Exercise instructions. Write out all the entries word for word and omit any pictures.

- - - - - - -

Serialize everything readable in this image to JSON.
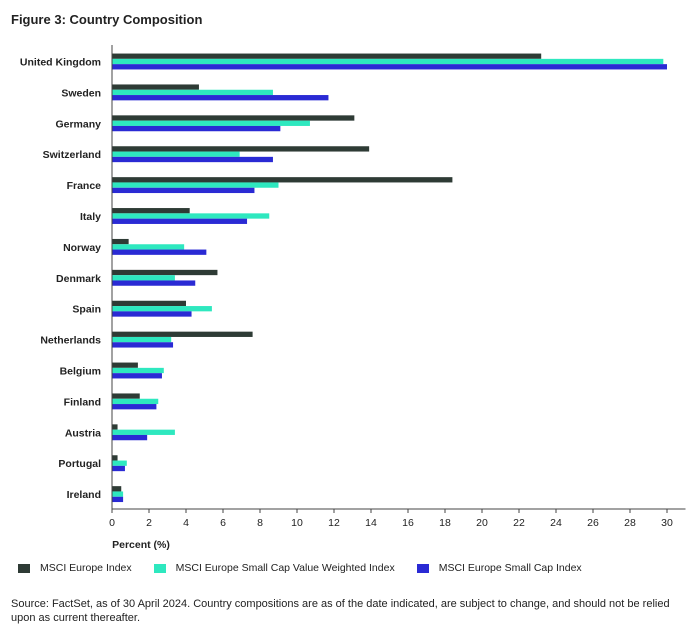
{
  "title": "Figure 3: Country Composition",
  "chart_data": {
    "type": "bar",
    "orientation": "horizontal",
    "categories": [
      "United Kingdom",
      "Sweden",
      "Germany",
      "Switzerland",
      "France",
      "Italy",
      "Norway",
      "Denmark",
      "Spain",
      "Netherlands",
      "Belgium",
      "Finland",
      "Austria",
      "Portugal",
      "Ireland"
    ],
    "series": [
      {
        "name": "MSCI Europe Index",
        "color": "#2e3b35",
        "values": [
          23.2,
          4.7,
          13.1,
          13.9,
          18.4,
          4.2,
          0.9,
          5.7,
          4.0,
          7.6,
          1.4,
          1.5,
          0.3,
          0.3,
          0.5
        ]
      },
      {
        "name": "MSCI Europe Small Cap Value Weighted Index",
        "color": "#2ee8bf",
        "values": [
          29.8,
          8.7,
          10.7,
          6.9,
          9.0,
          8.5,
          3.9,
          3.4,
          5.4,
          3.2,
          2.8,
          2.5,
          3.4,
          0.8,
          0.6
        ]
      },
      {
        "name": "MSCI Europe Small Cap Index",
        "color": "#2a2ad4",
        "values": [
          30.0,
          11.7,
          9.1,
          8.7,
          7.7,
          7.3,
          5.1,
          4.5,
          4.3,
          3.3,
          2.7,
          2.4,
          1.9,
          0.7,
          0.6
        ]
      }
    ],
    "xlim": [
      0,
      31
    ],
    "xticks": [
      0,
      2,
      4,
      6,
      8,
      10,
      12,
      14,
      16,
      18,
      20,
      22,
      24,
      26,
      28,
      30
    ],
    "xlabel": "Percent (%)",
    "legend_position": "bottom"
  },
  "source": "Source: FactSet, as of 30 April 2024. Country compositions are as of the date indicated, are subject to change, and should not be relied upon as current thereafter."
}
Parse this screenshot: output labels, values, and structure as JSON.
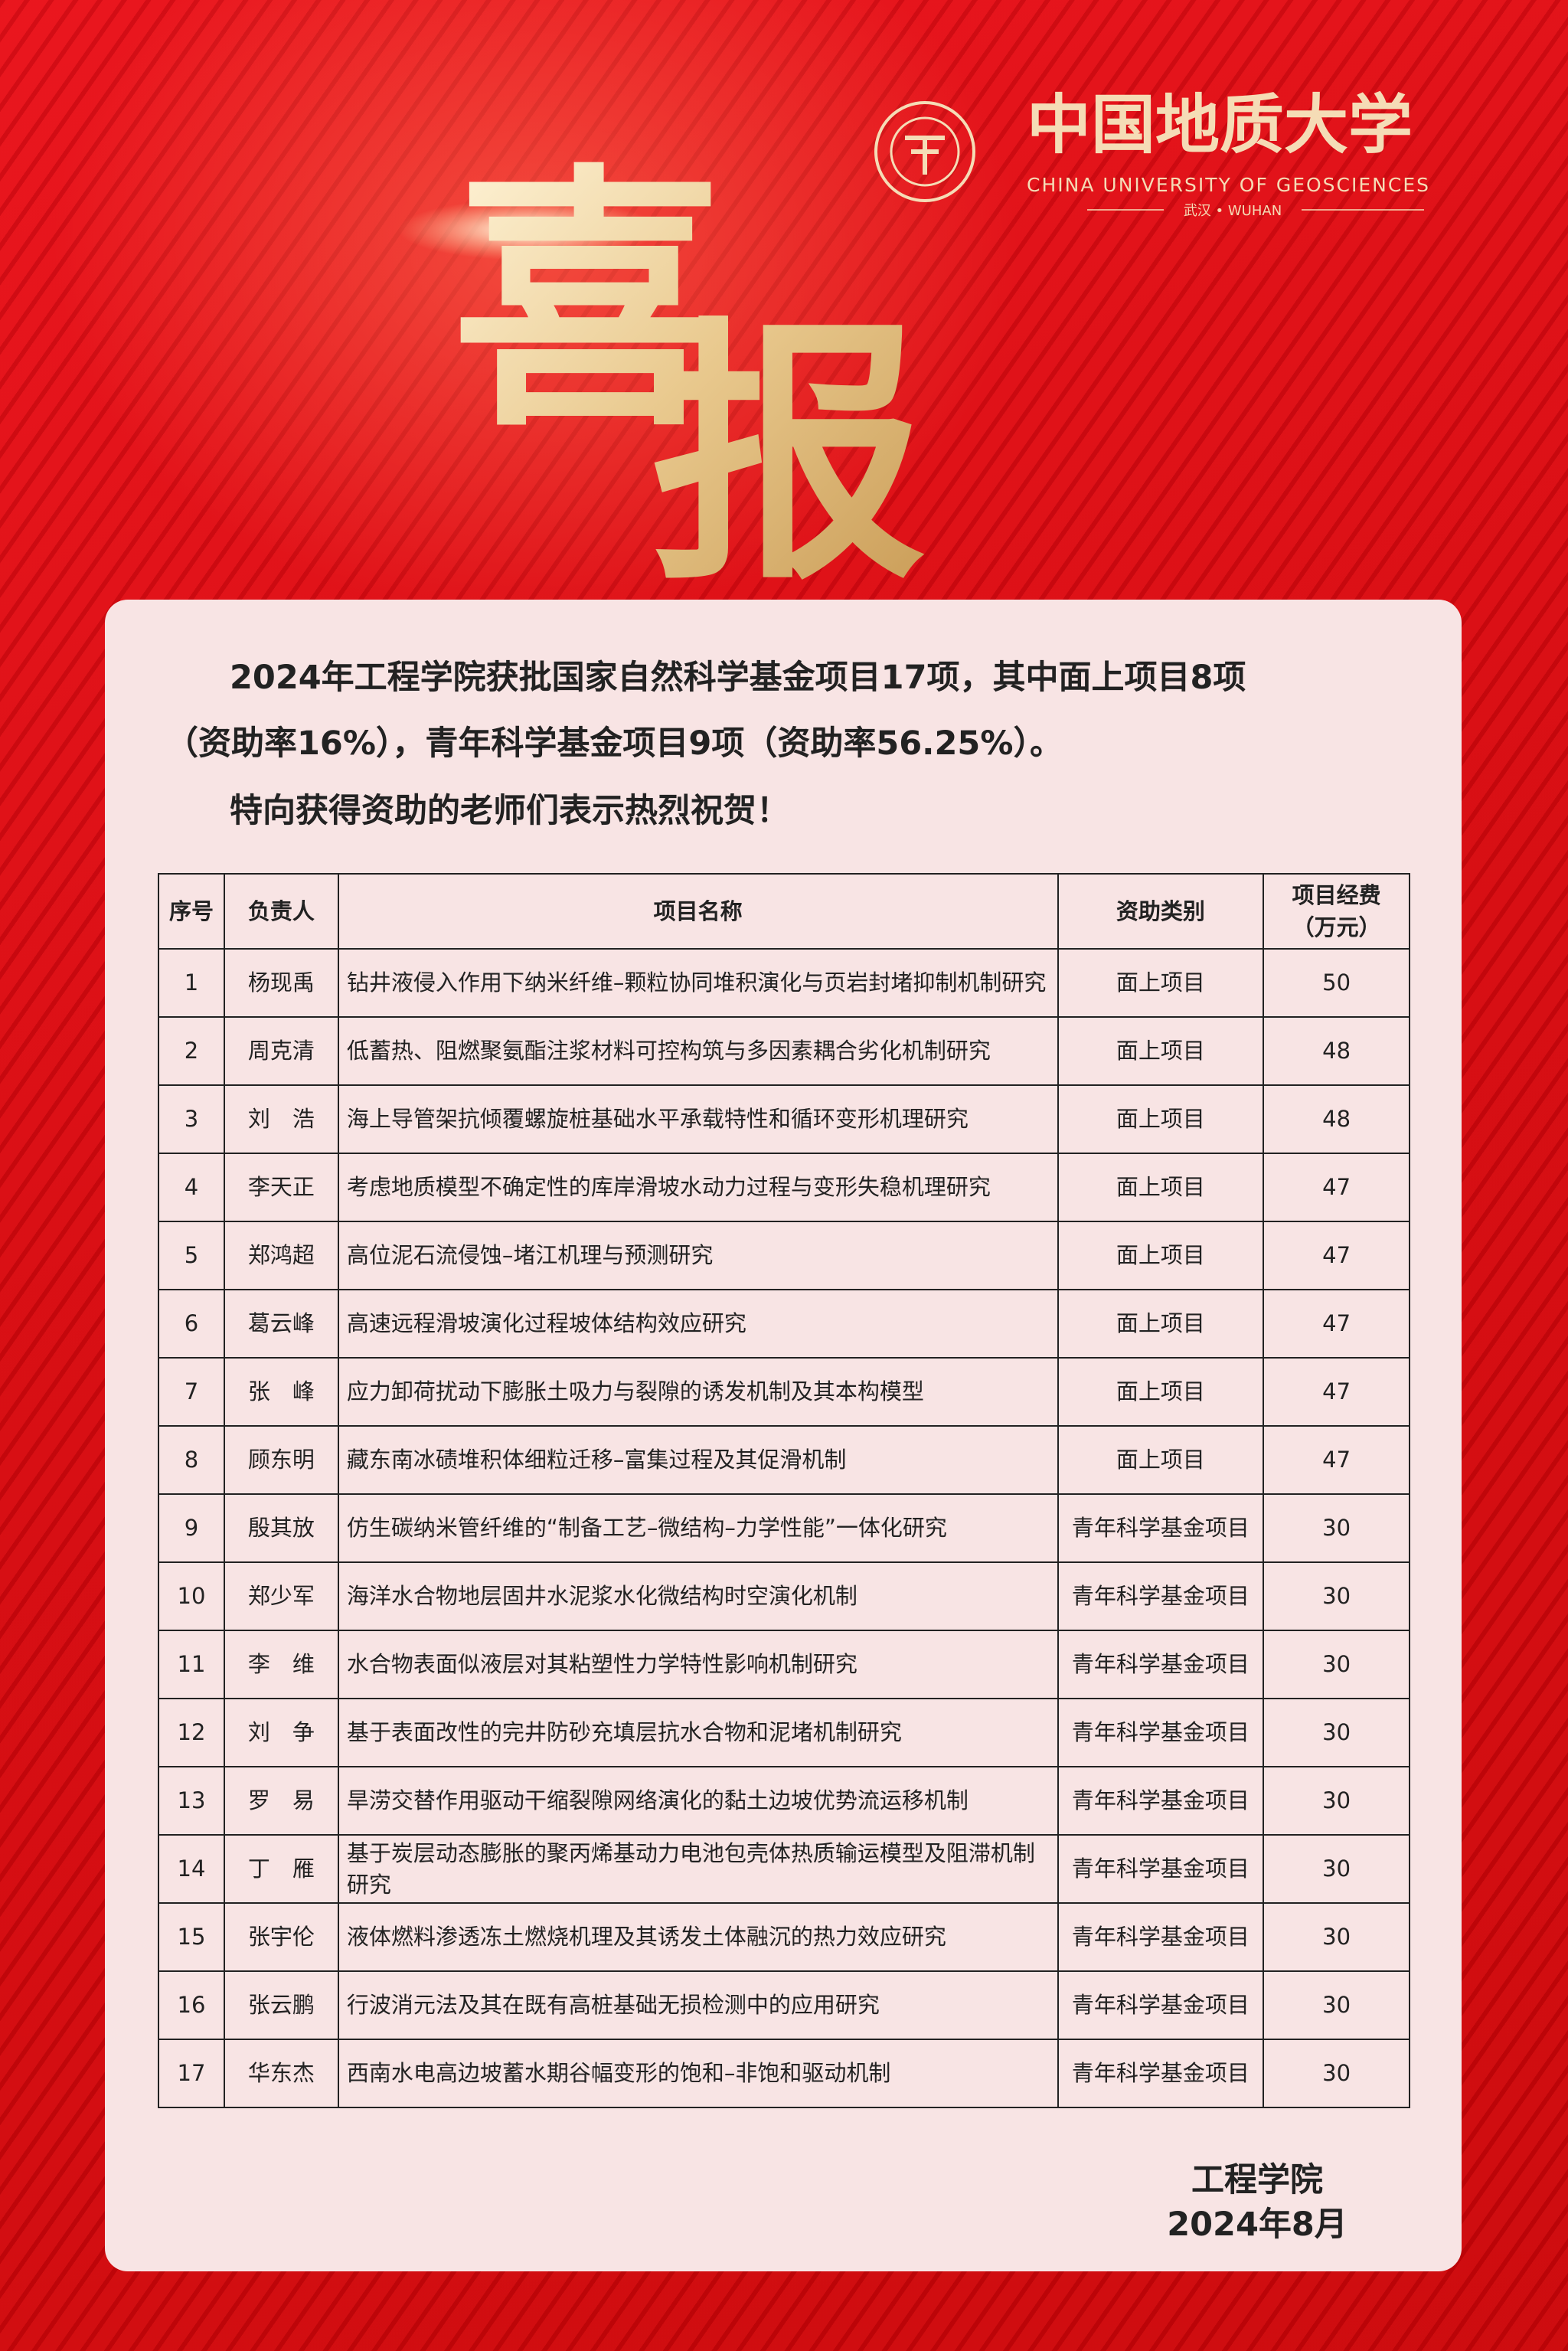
{
  "header": {
    "logo_name": "中国地质大学",
    "logo_english": "CHINA UNIVERSITY OF GEOSCIENCES",
    "logo_city": "武汉 • WUHAN",
    "title": "喜报"
  },
  "intro": {
    "lines": [
      "2024年工程学院获批国家自然科学基金项目17项，其中面上项目8项",
      "（资助率16%），青年科学基金项目9项（资助率56.25%）。"
    ],
    "greeting": "特向获得资助的老师们表示热烈祝贺！"
  },
  "table": {
    "columns": [
      "序号",
      "负责人",
      "项目名称",
      "资助类别",
      "项目经费\n（万元）"
    ],
    "rows": [
      [
        1,
        "杨现禹",
        "钻井液侵入作用下纳米纤维–颗粒协同堆积演化与页岩封堵抑制机制研究",
        "面上项目",
        50
      ],
      [
        2,
        "周克清",
        "低蓄热、阻燃聚氨酯注浆材料可控构筑与多因素耦合劣化机制研究",
        "面上项目",
        48
      ],
      [
        3,
        "刘　浩",
        "海上导管架抗倾覆螺旋桩基础水平承载特性和循环变形机理研究",
        "面上项目",
        48
      ],
      [
        4,
        "李天正",
        "考虑地质模型不确定性的库岸滑坡水动力过程与变形失稳机理研究",
        "面上项目",
        47
      ],
      [
        5,
        "郑鸿超",
        "高位泥石流侵蚀–堵江机理与预测研究",
        "面上项目",
        47
      ],
      [
        6,
        "葛云峰",
        "高速远程滑坡演化过程坡体结构效应研究",
        "面上项目",
        47
      ],
      [
        7,
        "张　峰",
        "应力卸荷扰动下膨胀土吸力与裂隙的诱发机制及其本构模型",
        "面上项目",
        47
      ],
      [
        8,
        "顾东明",
        "藏东南冰碛堆积体细粒迁移–富集过程及其促滑机制",
        "面上项目",
        47
      ],
      [
        9,
        "殷其放",
        "仿生碳纳米管纤维的“制备工艺–微结构–力学性能”一体化研究",
        "青年科学基金项目",
        30
      ],
      [
        10,
        "郑少军",
        "海洋水合物地层固井水泥浆水化微结构时空演化机制",
        "青年科学基金项目",
        30
      ],
      [
        11,
        "李　维",
        "水合物表面似液层对其粘塑性力学特性影响机制研究",
        "青年科学基金项目",
        30
      ],
      [
        12,
        "刘　争",
        "基于表面改性的完井防砂充填层抗水合物和泥堵机制研究",
        "青年科学基金项目",
        30
      ],
      [
        13,
        "罗　易",
        "旱涝交替作用驱动干缩裂隙网络演化的黏土边坡优势流运移机制",
        "青年科学基金项目",
        30
      ],
      [
        14,
        "丁　雁",
        "基于炭层动态膨胀的聚丙烯基动力电池包壳体热质输运模型及阻滞机制研究",
        "青年科学基金项目",
        30
      ],
      [
        15,
        "张宇伦",
        "液体燃料渗透冻土燃烧机理及其诱发土体融沉的热力效应研究",
        "青年科学基金项目",
        30
      ],
      [
        16,
        "张云鹏",
        "行波消元法及其在既有高桩基础无损检测中的应用研究",
        "青年科学基金项目",
        30
      ],
      [
        17,
        "华东杰",
        "西南水电高边坡蓄水期谷幅变形的饱和–非饱和驱动机制",
        "青年科学基金项目",
        30
      ]
    ]
  },
  "footer": {
    "department": "工程学院",
    "date": "2024年8月"
  }
}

- - - - - - -

Response to this exercise.
Serialize everything readable in this image to JSON.
{
  "title": "Figure 3: Country Composition",
  "chart_data": {
    "type": "bar",
    "orientation": "horizontal",
    "categories": [
      "United Kingdom",
      "Sweden",
      "Germany",
      "Switzerland",
      "France",
      "Italy",
      "Norway",
      "Denmark",
      "Spain",
      "Netherlands",
      "Belgium",
      "Finland",
      "Austria",
      "Portugal",
      "Ireland"
    ],
    "series": [
      {
        "name": "MSCI Europe Index",
        "color": "#2e3b35",
        "values": [
          23.2,
          4.7,
          13.1,
          13.9,
          18.4,
          4.2,
          0.9,
          5.7,
          4.0,
          7.6,
          1.4,
          1.5,
          0.3,
          0.3,
          0.5
        ]
      },
      {
        "name": "MSCI Europe Small Cap Value Weighted Index",
        "color": "#2ee8bf",
        "values": [
          29.8,
          8.7,
          10.7,
          6.9,
          9.0,
          8.5,
          3.9,
          3.4,
          5.4,
          3.2,
          2.8,
          2.5,
          3.4,
          0.8,
          0.6
        ]
      },
      {
        "name": "MSCI Europe Small Cap Index",
        "color": "#2a2ad4",
        "values": [
          30.0,
          11.7,
          9.1,
          8.7,
          7.7,
          7.3,
          5.1,
          4.5,
          4.3,
          3.3,
          2.7,
          2.4,
          1.9,
          0.7,
          0.6
        ]
      }
    ],
    "xlim": [
      0,
      31
    ],
    "xticks": [
      0,
      2,
      4,
      6,
      8,
      10,
      12,
      14,
      16,
      18,
      20,
      22,
      24,
      26,
      28,
      30
    ],
    "xlabel": "Percent (%)",
    "legend_position": "bottom"
  },
  "source": "Source: FactSet, as of 30 April 2024. Country compositions are as of the date indicated, are subject to change, and should not be relied upon as current thereafter."
}
Parse this screenshot: output labels, values, and structure as JSON.
{
  "header": {
    "logo_name": "中国地质大学",
    "logo_english": "CHINA UNIVERSITY OF GEOSCIENCES",
    "logo_city": "武汉 • WUHAN",
    "title": "喜报"
  },
  "intro": {
    "lines": [
      "2024年工程学院获批国家自然科学基金项目17项，其中面上项目8项",
      "（资助率16%），青年科学基金项目9项（资助率56.25%）。"
    ],
    "greeting": "特向获得资助的老师们表示热烈祝贺！"
  },
  "table": {
    "columns": [
      "序号",
      "负责人",
      "项目名称",
      "资助类别",
      "项目经费\n（万元）"
    ],
    "rows": [
      [
        1,
        "杨现禹",
        "钻井液侵入作用下纳米纤维–颗粒协同堆积演化与页岩封堵抑制机制研究",
        "面上项目",
        50
      ],
      [
        2,
        "周克清",
        "低蓄热、阻燃聚氨酯注浆材料可控构筑与多因素耦合劣化机制研究",
        "面上项目",
        48
      ],
      [
        3,
        "刘　浩",
        "海上导管架抗倾覆螺旋桩基础水平承载特性和循环变形机理研究",
        "面上项目",
        48
      ],
      [
        4,
        "李天正",
        "考虑地质模型不确定性的库岸滑坡水动力过程与变形失稳机理研究",
        "面上项目",
        47
      ],
      [
        5,
        "郑鸿超",
        "高位泥石流侵蚀–堵江机理与预测研究",
        "面上项目",
        47
      ],
      [
        6,
        "葛云峰",
        "高速远程滑坡演化过程坡体结构效应研究",
        "面上项目",
        47
      ],
      [
        7,
        "张　峰",
        "应力卸荷扰动下膨胀土吸力与裂隙的诱发机制及其本构模型",
        "面上项目",
        47
      ],
      [
        8,
        "顾东明",
        "藏东南冰碛堆积体细粒迁移–富集过程及其促滑机制",
        "面上项目",
        47
      ],
      [
        9,
        "殷其放",
        "仿生碳纳米管纤维的“制备工艺–微结构–力学性能”一体化研究",
        "青年科学基金项目",
        30
      ],
      [
        10,
        "郑少军",
        "海洋水合物地层固井水泥浆水化微结构时空演化机制",
        "青年科学基金项目",
        30
      ],
      [
        11,
        "李　维",
        "水合物表面似液层对其粘塑性力学特性影响机制研究",
        "青年科学基金项目",
        30
      ],
      [
        12,
        "刘　争",
        "基于表面改性的完井防砂充填层抗水合物和泥堵机制研究",
        "青年科学基金项目",
        30
      ],
      [
        13,
        "罗　易",
        "旱涝交替作用驱动干缩裂隙网络演化的黏土边坡优势流运移机制",
        "青年科学基金项目",
        30
      ],
      [
        14,
        "丁　雁",
        "基于炭层动态膨胀的聚丙烯基动力电池包壳体热质输运模型及阻滞机制研究",
        "青年科学基金项目",
        30
      ],
      [
        15,
        "张宇伦",
        "液体燃料渗透冻土燃烧机理及其诱发土体融沉的热力效应研究",
        "青年科学基金项目",
        30
      ],
      [
        16,
        "张云鹏",
        "行波消元法及其在既有高桩基础无损检测中的应用研究",
        "青年科学基金项目",
        30
      ],
      [
        17,
        "华东杰",
        "西南水电高边坡蓄水期谷幅变形的饱和–非饱和驱动机制",
        "青年科学基金项目",
        30
      ]
    ]
  },
  "footer": {
    "department": "工程学院",
    "date": "2024年8月"
  }
}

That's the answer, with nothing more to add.